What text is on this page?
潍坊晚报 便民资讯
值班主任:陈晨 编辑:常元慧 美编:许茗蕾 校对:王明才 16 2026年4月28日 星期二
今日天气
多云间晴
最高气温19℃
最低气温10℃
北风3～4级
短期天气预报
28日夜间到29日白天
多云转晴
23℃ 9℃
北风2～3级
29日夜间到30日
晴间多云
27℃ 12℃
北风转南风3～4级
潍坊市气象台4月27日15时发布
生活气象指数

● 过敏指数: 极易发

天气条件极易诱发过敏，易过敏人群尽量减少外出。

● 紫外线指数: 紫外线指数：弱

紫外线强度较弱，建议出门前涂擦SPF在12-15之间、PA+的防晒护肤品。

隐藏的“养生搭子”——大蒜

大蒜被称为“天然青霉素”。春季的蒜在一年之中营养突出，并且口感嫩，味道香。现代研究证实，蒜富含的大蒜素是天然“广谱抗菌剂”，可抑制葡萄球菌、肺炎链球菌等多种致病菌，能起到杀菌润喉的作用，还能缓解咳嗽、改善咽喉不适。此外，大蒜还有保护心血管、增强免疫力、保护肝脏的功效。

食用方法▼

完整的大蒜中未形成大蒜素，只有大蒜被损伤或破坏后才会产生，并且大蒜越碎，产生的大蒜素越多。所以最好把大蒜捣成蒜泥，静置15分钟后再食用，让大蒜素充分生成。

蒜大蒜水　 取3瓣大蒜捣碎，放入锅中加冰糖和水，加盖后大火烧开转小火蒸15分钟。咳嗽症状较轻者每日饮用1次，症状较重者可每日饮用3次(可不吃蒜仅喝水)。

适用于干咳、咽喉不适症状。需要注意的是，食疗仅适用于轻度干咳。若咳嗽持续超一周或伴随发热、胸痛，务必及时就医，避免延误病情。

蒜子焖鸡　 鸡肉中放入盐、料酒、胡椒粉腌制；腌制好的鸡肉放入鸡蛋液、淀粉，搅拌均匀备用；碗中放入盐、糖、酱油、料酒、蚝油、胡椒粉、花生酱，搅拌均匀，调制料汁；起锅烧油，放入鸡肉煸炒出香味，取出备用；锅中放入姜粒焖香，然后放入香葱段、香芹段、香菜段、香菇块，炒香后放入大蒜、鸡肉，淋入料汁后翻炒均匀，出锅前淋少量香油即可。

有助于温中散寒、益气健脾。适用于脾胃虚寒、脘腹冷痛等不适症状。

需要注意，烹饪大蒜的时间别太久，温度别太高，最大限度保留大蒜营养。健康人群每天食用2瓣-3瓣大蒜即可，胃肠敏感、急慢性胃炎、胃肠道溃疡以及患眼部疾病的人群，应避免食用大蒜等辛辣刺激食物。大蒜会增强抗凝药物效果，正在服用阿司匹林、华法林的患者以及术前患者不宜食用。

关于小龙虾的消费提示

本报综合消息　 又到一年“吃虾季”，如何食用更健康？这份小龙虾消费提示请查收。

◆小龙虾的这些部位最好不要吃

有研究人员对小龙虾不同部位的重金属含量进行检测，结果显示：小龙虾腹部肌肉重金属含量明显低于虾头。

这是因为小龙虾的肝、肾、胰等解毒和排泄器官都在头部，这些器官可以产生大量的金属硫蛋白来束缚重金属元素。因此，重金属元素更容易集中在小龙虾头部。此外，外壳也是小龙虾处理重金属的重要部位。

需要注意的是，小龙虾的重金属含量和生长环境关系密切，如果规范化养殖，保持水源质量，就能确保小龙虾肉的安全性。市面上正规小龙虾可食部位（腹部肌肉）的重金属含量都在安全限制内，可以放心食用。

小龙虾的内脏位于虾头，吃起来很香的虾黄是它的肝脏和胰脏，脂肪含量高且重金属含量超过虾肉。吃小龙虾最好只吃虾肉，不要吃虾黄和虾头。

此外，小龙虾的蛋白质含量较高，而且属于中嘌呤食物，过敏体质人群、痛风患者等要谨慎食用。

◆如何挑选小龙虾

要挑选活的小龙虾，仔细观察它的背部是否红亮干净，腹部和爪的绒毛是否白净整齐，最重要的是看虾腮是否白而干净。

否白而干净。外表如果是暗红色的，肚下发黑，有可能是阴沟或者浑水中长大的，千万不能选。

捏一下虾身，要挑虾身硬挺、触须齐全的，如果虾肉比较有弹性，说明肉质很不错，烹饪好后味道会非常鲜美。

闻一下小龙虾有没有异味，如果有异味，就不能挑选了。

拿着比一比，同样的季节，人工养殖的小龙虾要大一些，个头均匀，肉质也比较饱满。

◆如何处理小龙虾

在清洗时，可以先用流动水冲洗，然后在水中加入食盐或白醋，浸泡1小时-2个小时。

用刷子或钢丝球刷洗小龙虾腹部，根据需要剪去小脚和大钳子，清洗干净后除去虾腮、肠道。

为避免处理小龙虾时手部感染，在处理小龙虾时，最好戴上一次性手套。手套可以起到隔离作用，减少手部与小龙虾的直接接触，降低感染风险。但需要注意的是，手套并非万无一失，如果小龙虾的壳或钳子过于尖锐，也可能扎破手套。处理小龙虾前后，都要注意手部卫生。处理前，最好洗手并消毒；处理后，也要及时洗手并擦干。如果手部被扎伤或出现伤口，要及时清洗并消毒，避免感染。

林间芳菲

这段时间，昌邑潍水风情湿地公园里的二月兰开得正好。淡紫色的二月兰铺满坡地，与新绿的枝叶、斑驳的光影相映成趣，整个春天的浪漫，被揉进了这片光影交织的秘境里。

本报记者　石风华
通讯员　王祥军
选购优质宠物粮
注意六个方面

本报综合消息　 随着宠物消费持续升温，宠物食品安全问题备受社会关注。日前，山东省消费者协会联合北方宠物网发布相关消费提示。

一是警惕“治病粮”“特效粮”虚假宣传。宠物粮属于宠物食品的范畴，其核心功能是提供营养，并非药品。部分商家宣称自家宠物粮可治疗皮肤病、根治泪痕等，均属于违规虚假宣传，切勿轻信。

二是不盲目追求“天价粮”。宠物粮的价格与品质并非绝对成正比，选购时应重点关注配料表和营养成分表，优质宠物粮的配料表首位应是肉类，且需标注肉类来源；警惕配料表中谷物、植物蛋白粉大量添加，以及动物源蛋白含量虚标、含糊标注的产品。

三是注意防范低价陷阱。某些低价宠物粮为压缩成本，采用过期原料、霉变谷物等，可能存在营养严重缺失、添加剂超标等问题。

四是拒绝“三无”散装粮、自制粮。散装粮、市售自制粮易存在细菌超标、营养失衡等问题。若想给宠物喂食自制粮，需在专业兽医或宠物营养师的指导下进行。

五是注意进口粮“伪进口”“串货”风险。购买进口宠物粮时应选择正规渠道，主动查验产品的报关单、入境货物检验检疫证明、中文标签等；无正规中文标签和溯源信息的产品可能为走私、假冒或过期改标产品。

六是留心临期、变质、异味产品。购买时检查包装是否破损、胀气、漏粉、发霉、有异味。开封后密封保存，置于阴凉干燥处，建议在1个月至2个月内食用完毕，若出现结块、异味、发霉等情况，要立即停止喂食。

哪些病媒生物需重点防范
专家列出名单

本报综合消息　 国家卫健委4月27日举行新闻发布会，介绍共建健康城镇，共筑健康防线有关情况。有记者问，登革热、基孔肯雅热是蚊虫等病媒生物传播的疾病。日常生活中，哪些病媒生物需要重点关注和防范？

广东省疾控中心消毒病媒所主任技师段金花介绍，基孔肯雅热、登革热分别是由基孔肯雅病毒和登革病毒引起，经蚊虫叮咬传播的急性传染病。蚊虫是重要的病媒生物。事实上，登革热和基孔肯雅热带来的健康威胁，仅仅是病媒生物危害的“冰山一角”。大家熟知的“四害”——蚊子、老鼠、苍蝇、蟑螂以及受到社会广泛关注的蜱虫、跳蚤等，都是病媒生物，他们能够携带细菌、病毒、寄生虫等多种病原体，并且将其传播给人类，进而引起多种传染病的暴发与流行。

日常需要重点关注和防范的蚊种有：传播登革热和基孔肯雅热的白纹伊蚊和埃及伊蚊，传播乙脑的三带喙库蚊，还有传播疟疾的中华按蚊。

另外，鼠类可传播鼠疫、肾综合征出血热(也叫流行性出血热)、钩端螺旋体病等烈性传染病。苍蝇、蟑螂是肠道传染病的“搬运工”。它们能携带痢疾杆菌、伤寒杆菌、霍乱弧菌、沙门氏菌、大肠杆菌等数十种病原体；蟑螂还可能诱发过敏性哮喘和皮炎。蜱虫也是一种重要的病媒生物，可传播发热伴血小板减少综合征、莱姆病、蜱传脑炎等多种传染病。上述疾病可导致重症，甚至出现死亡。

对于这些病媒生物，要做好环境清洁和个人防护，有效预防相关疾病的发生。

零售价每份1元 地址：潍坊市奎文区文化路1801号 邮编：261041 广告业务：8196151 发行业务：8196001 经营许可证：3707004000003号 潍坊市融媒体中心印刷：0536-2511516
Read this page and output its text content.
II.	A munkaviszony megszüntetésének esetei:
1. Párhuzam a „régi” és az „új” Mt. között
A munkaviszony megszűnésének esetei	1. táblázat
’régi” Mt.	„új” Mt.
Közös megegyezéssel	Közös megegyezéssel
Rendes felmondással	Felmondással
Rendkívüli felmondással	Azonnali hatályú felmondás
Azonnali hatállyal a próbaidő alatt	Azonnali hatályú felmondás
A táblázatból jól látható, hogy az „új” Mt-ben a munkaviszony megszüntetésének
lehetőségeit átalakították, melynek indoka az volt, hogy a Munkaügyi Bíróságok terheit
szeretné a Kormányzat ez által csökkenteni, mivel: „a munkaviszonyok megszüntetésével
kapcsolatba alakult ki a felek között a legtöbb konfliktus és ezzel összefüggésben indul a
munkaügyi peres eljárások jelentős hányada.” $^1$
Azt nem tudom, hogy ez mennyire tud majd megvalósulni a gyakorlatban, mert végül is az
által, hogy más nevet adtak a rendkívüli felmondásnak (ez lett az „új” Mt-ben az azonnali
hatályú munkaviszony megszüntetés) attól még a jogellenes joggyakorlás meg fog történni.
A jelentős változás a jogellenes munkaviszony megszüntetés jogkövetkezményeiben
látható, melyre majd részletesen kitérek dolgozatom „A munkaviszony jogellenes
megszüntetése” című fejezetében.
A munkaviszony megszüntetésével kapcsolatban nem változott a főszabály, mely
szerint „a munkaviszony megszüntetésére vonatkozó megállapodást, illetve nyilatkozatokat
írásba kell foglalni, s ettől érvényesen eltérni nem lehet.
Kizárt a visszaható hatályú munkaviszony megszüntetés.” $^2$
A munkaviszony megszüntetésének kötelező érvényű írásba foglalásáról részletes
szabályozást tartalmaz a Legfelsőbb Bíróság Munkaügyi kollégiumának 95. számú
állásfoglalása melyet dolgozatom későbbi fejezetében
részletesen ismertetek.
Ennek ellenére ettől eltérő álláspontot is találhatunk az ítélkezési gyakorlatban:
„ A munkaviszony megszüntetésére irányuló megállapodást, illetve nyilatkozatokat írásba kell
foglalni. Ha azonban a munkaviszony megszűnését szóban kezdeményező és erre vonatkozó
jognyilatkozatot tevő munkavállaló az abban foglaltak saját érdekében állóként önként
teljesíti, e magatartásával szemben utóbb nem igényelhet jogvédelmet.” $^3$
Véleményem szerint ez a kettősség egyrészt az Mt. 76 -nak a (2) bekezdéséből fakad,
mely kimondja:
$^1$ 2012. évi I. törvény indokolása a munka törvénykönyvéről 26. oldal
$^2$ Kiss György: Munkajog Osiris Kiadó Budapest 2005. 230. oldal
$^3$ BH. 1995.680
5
-=-=-
# [What needs to be done]
Where a line above includes "vonatkozó", copy that line.

# [Answer below]
szerint „a munkaviszony megszüntetésére vonatkozó megállapodást, illetve nyilatkozatokat
foglalni. Ha azonban a munkaviszony megszűnését szóban kezdeményező és erre vonatkozó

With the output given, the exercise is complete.